INSTRUCTION:
Any pictures in the records below should be skipped; write out everything else exactly.

MATERIAL SUPPLIED:
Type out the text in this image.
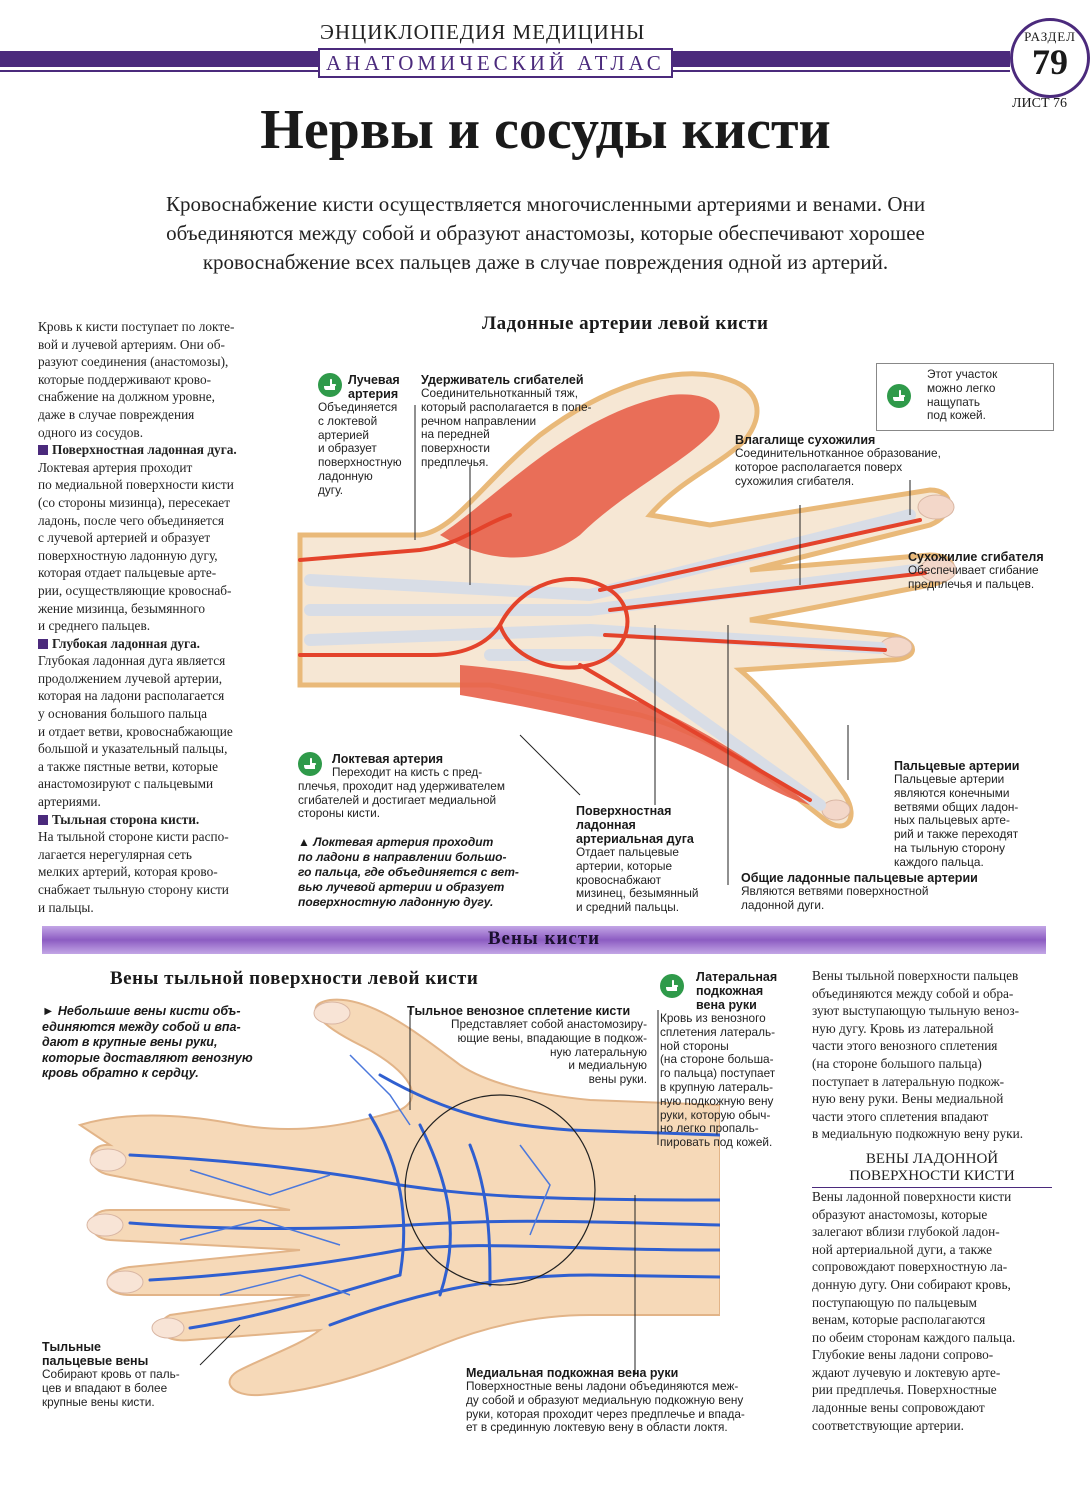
ЭНЦИКЛОПЕДИЯ МЕДИЦИНЫ
АНАТОМИЧЕСКИЙ АТЛАС
РАЗДЕЛ
79
ЛИСТ 76
Нервы и сосуды кисти
Кровоснабжение кисти осуществляется многочисленными артериями и венами. Они
объединяются между собой и образуют анастомозы, которые обеспечивают хорошее
кровоснабжение всех пальцев даже в случае повреждения одной из артерий.
Кровь к кисти поступает по локте-
вой и лучевой артериям. Они об-
разуют соединения (анастомозы),
которые поддерживают крово-
снабжение на должном уровне,
даже в случае повреждения
одного из сосудов.
Поверхностная ладонная дуга.
Локтевая артерия проходит
по медиальной поверхности кисти
(со стороны мизинца), пересекает
ладонь, после чего объединяется
с лучевой артерией и образует
поверхностную ладонную дугу,
которая отдает пальцевые арте-
рии, осуществляющие кровоснаб-
жение мизинца, безымянного
и среднего пальцев.
Глубокая ладонная дуга.
Глубокая ладонная дуга является
продолжением лучевой артерии,
которая на ладони располагается
у основания большого пальца
и отдает ветви, кровоснабжающие
большой и указательный пальцы,
а также пястные ветви, которые
анастомозируют с пальцевыми
артериями.
Тыльная сторона кисти.
На тыльной стороне кисти распо-
лагается нерегулярная сеть
мелких артерий, которая крово-
снабжает тыльную сторону кисти
и пальцы.
Ладонные артерии левой кисти
Лучевая
артерия
Объединяется
с локтевой
артерией
и образует
поверхностную
ладонную
дугу.
Удерживатель сгибателей
Соединительнотканный тяж,
который располагается в попе-
речном направлении
на передней
поверхности
предплечья.
Этот участок
можно легко
нащупать
под кожей.
Влагалище сухожилия
Соединительнотканное образование,
которое располагается поверх
сухожилия сгибателя.
Сухожилие сгибателя
Обеспечивает сгибание
предплечья и пальцев.
Локтевая артерия
Переходит на кисть с пред-
плечья, проходит над удерживателем
сгибателей и достигает медиальной
стороны кисти.
▲ Локтевая артерия проходит
по ладони в направлении большо-
го пальца, где объединяется с вет-
вью лучевой артерии и образует
поверхностную ладонную дугу.
Поверхностная
ладонная
артериальная дуга
Отдает пальцевые
артерии, которые
кровоснабжают
мизинец, безымянный
и средний пальцы.
Пальцевые артерии
Пальцевые артерии
являются конечными
ветвями общих ладон-
ных пальцевых арте-
рий и также переходят
на тыльную сторону
каждого пальца.
Общие ладонные пальцевые артерии
Являются ветвями поверхностной
ладонной дуги.
Вены кисти
Вены тыльной поверхности левой кисти
► Небольшие вены кисти объ-
единяются между собой и впа-
дают в крупные вены руки,
которые доставляют венозную
кровь обратно к сердцу.
Тыльное венозное сплетение кисти
Представляет собой анастомозиру-
ющие вены, впадающие в подкож-
ную латеральную
и медиальную
вены руки.
Латеральная
подкожная
вена руки
Кровь из венозного
сплетения латераль-
ной стороны
(на стороне больша-
го пальца) поступает
в крупную латераль-
ную подкожную вену
руки, которую обыч-
но легко пропаль-
пировать под кожей.
Вены тыльной поверхности пальцев
объединяются между собой и обра-
зуют выступающую тыльную веноз-
ную дугу. Кровь из латеральной
части этого венозного сплетения
(на стороне большого пальца)
поступает в латеральную подкож-
ную вену руки. Вены медиальной
части этого сплетения впадают
в медиальную подкожную вену руки.
ВЕНЫ ЛАДОННОЙ
ПОВЕРХНОСТИ КИСТИ
Вены ладонной поверхности кисти
образуют анастомозы, которые
залегают вблизи глубокой ладон-
ной артериальной дуги, а также
сопровождают поверхностную ла-
донную дугу. Они собирают кровь,
поступающую по пальцевым
венам, которые располагаются
по обеим сторонам каждого пальца.
Глубокие вены ладони сопрово-
ждают лучевую и локтевую арте-
рии предплечья. Поверхностные
ладонные вены сопровождают
соответствующие артерии.
Тыльные
пальцевые вены
Собирают кровь от паль-
цев и впадают в более
крупные вены кисти.
Медиальная подкожная вена руки
Поверхностные вены ладони объединяются меж-
ду собой и образуют медиальную подкожную вену
руки, которая проходит через предплечье и впада-
ет в срединную локтевую вену в области локтя.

CORRECT OUTPUT:
Type out the text in this image.
ЭНЦИКЛОПЕДИЯ МЕДИЦИНЫ
АНАТОМИЧЕСКИЙ АТЛАС
РАЗДЕЛ
79
ЛИСТ 76
Нервы и сосуды кисти
Кровоснабжение кисти осуществляется многочисленными артериями и венами. Они
объединяются между собой и образуют анастомозы, которые обеспечивают хорошее
кровоснабжение всех пальцев даже в случае повреждения одной из артерий.
Кровь к кисти поступает по локте-
вой и лучевой артериям. Они об-
разуют соединения (анастомозы),
которые поддерживают крово-
снабжение на должном уровне,
даже в случае повреждения
одного из сосудов.
Поверхностная ладонная дуга.
Локтевая артерия проходит
по медиальной поверхности кисти
(со стороны мизинца), пересекает
ладонь, после чего объединяется
с лучевой артерией и образует
поверхностную ладонную дугу,
которая отдает пальцевые арте-
рии, осуществляющие кровоснаб-
жение мизинца, безымянного
и среднего пальцев.
Глубокая ладонная дуга.
Глубокая ладонная дуга является
продолжением лучевой артерии,
которая на ладони располагается
у основания большого пальца
и отдает ветви, кровоснабжающие
большой и указательный пальцы,
а также пястные ветви, которые
анастомозируют с пальцевыми
артериями.
Тыльная сторона кисти.
На тыльной стороне кисти распо-
лагается нерегулярная сеть
мелких артерий, которая крово-
снабжает тыльную сторону кисти
и пальцы.
Ладонные артерии левой кисти
Лучевая
артерия
Объединяется
с локтевой
артерией
и образует
поверхностную
ладонную
дугу.
Удерживатель сгибателей
Соединительнотканный тяж,
который располагается в попе-
речном направлении
на передней
поверхности
предплечья.
Этот участок
можно легко
нащупать
под кожей.
Влагалище сухожилия
Соединительнотканное образование,
которое располагается поверх
сухожилия сгибателя.
Сухожилие сгибателя
Обеспечивает сгибание
предплечья и пальцев.
Локтевая артерия
Переходит на кисть с пред-
плечья, проходит над удерживателем
сгибателей и достигает медиальной
стороны кисти.
▲ Локтевая артерия проходит
по ладони в направлении большо-
го пальца, где объединяется с вет-
вью лучевой артерии и образует
поверхностную ладонную дугу.
Поверхностная
ладонная
артериальная дуга
Отдает пальцевые
артерии, которые
кровоснабжают
мизинец, безымянный
и средний пальцы.
Пальцевые артерии
Пальцевые артерии
являются конечными
ветвями общих ладон-
ных пальцевых арте-
рий и также переходят
на тыльную сторону
каждого пальца.
Общие ладонные пальцевые артерии
Являются ветвями поверхностной
ладонной дуги.
Вены кисти
Вены тыльной поверхности левой кисти
► Небольшие вены кисти объ-
единяются между собой и впа-
дают в крупные вены руки,
которые доставляют венозную
кровь обратно к сердцу.
Тыльное венозное сплетение кисти
Представляет собой анастомозиру-
ющие вены, впадающие в подкож-
ную латеральную
и медиальную
вены руки.
Латеральная
подкожная
вена руки
Кровь из венозного
сплетения латераль-
ной стороны
(на стороне больша-
го пальца) поступает
в крупную латераль-
ную подкожную вену
руки, которую обыч-
но легко пропаль-
пировать под кожей.
Вены тыльной поверхности пальцев
объединяются между собой и обра-
зуют выступающую тыльную веноз-
ную дугу. Кровь из латеральной
части этого венозного сплетения
(на стороне большого пальца)
поступает в латеральную подкож-
ную вену руки. Вены медиальной
части этого сплетения впадают
в медиальную подкожную вену руки.
ВЕНЫ ЛАДОННОЙ
ПОВЕРХНОСТИ КИСТИ
Вены ладонной поверхности кисти
образуют анастомозы, которые
залегают вблизи глубокой ладон-
ной артериальной дуги, а также
сопровождают поверхностную ла-
донную дугу. Они собирают кровь,
поступающую по пальцевым
венам, которые располагаются
по обеим сторонам каждого пальца.
Глубокие вены ладони сопрово-
ждают лучевую и локтевую арте-
рии предплечья. Поверхностные
ладонные вены сопровождают
соответствующие артерии.
Тыльные
пальцевые вены
Собирают кровь от паль-
цев и впадают в более
крупные вены кисти.
Медиальная подкожная вена руки
Поверхностные вены ладони объединяются меж-
ду собой и образуют медиальную подкожную вену
руки, которая проходит через предплечье и впада-
ет в срединную локтевую вену в области локтя.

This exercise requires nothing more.